[Task description]: Each entry here needs to be set down again exactly, please; pictures are left out.

Excerpt from a dataset
----------------

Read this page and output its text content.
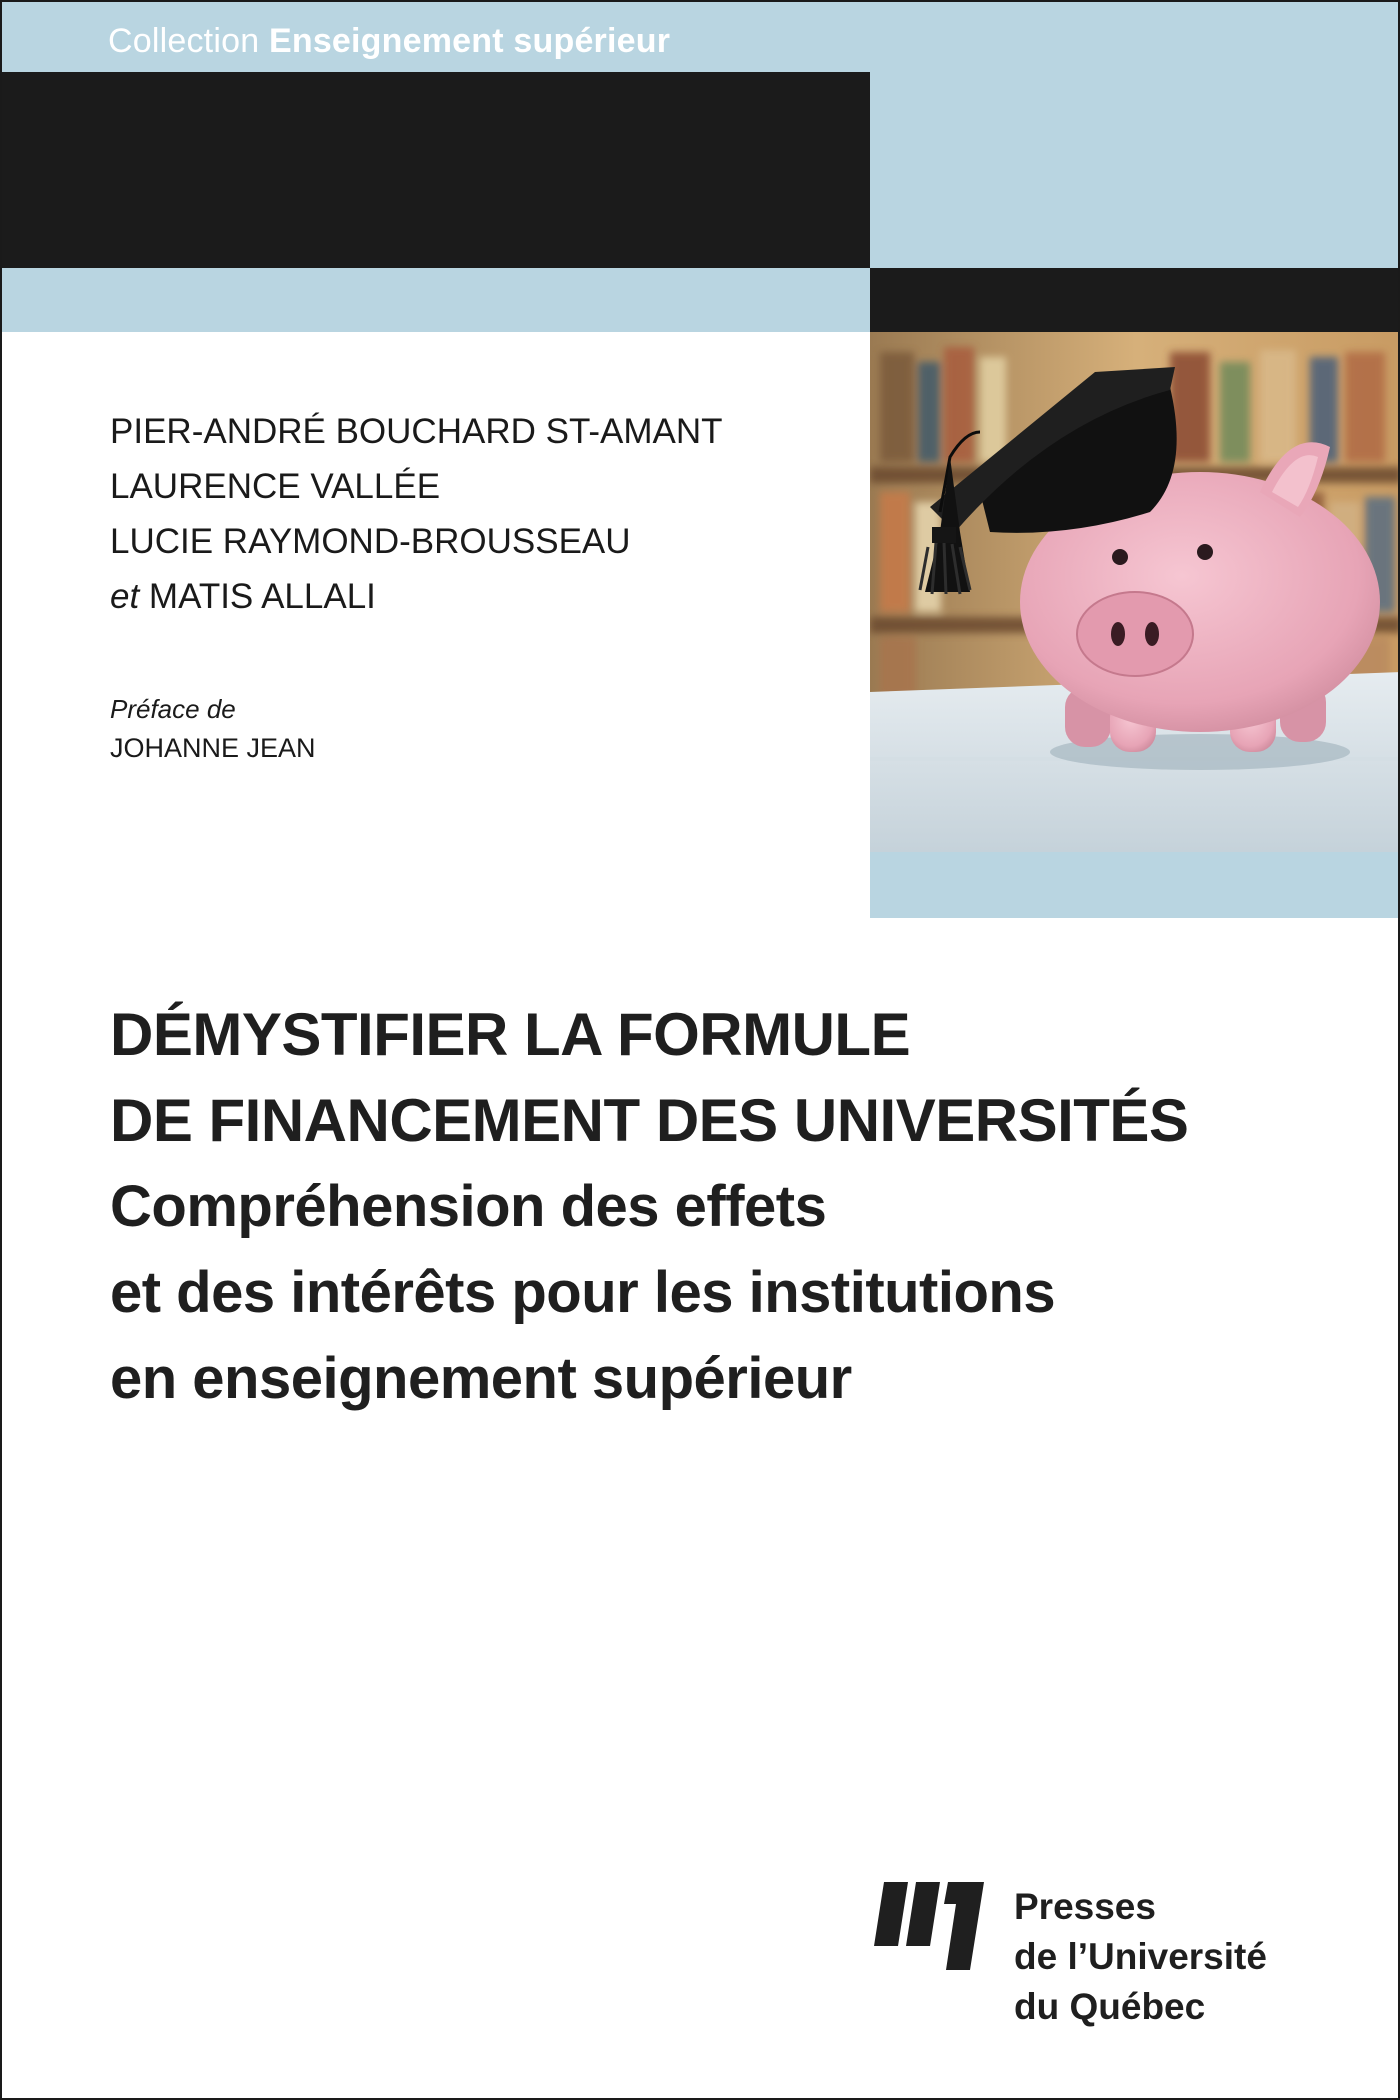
Collection Enseignement supérieur
PIER-ANDRÉ BOUCHARD ST-AMANT
LAURENCE VALLÉE
LUCIE RAYMOND-BROUSSEAU
et MATIS ALLALI
Préface de
JOHANNE JEAN
DÉMYSTIFIER LA FORMULE
DE FINANCEMENT DES UNIVERSITÉS
Compréhension des effets
et des intérêts pour les institutions
en enseignement supérieur
Presses
de l’Université
du Québec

----------------

[Written reply]:
Read this page and output its text content.
Collection Enseignement supérieur
PIER-ANDRÉ BOUCHARD ST-AMANT
LAURENCE VALLÉE
LUCIE RAYMOND-BROUSSEAU
et MATIS ALLALI
Préface de
JOHANNE JEAN
DÉMYSTIFIER LA FORMULE
DE FINANCEMENT DES UNIVERSITÉS
Compréhension des effets
et des intérêts pour les institutions
en enseignement supérieur
Presses
de l’Université
du Québec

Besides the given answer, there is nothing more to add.